[Exercise instructions] Would you extract the whole listing below and retype it exactly?

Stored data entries
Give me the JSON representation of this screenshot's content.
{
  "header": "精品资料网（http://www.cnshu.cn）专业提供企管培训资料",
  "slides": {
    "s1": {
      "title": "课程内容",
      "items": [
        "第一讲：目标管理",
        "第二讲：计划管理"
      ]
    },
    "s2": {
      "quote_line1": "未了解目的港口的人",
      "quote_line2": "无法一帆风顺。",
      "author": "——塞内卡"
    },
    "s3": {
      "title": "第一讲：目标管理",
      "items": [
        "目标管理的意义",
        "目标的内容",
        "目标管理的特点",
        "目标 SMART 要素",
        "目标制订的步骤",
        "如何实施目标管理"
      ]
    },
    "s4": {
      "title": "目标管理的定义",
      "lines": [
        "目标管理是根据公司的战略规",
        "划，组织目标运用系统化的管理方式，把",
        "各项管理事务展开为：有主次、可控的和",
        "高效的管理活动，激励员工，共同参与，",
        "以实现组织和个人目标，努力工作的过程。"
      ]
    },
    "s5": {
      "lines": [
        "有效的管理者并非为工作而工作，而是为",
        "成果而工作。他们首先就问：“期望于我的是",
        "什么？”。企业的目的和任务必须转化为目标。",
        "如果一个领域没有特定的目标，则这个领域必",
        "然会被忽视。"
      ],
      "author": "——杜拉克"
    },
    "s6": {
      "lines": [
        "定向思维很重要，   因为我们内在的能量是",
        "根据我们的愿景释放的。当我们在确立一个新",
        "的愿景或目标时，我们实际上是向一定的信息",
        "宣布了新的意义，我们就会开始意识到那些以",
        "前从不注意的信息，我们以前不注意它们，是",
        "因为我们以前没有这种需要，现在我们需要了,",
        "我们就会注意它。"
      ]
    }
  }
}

[Task output]
Give me the JSON representation of this screenshot's content.
{
  "header": "精品资料网（http://www.cnshu.cn）专业提供企管培训资料",
  "slides": {
    "s1": {
      "title": "课程内容",
      "items": [
        "第一讲：目标管理",
        "第二讲：计划管理"
      ]
    },
    "s2": {
      "quote_line1": "未了解目的港口的人",
      "quote_line2": "无法一帆风顺。",
      "author": "——塞内卡"
    },
    "s3": {
      "title": "第一讲：目标管理",
      "items": [
        "目标管理的意义",
        "目标的内容",
        "目标管理的特点",
        "目标 SMART 要素",
        "目标制订的步骤",
        "如何实施目标管理"
      ]
    },
    "s4": {
      "title": "目标管理的定义",
      "lines": [
        "目标管理是根据公司的战略规",
        "划，组织目标运用系统化的管理方式，把",
        "各项管理事务展开为：有主次、可控的和",
        "高效的管理活动，激励员工，共同参与，",
        "以实现组织和个人目标，努力工作的过程。"
      ]
    },
    "s5": {
      "lines": [
        "有效的管理者并非为工作而工作，而是为",
        "成果而工作。他们首先就问：“期望于我的是",
        "什么？”。企业的目的和任务必须转化为目标。",
        "如果一个领域没有特定的目标，则这个领域必",
        "然会被忽视。"
      ],
      "author": "——杜拉克"
    },
    "s6": {
      "lines": [
        "定向思维很重要，   因为我们内在的能量是",
        "根据我们的愿景释放的。当我们在确立一个新",
        "的愿景或目标时，我们实际上是向一定的信息",
        "宣布了新的意义，我们就会开始意识到那些以",
        "前从不注意的信息，我们以前不注意它们，是",
        "因为我们以前没有这种需要，现在我们需要了,",
        "我们就会注意它。"
      ]
    }
  }
}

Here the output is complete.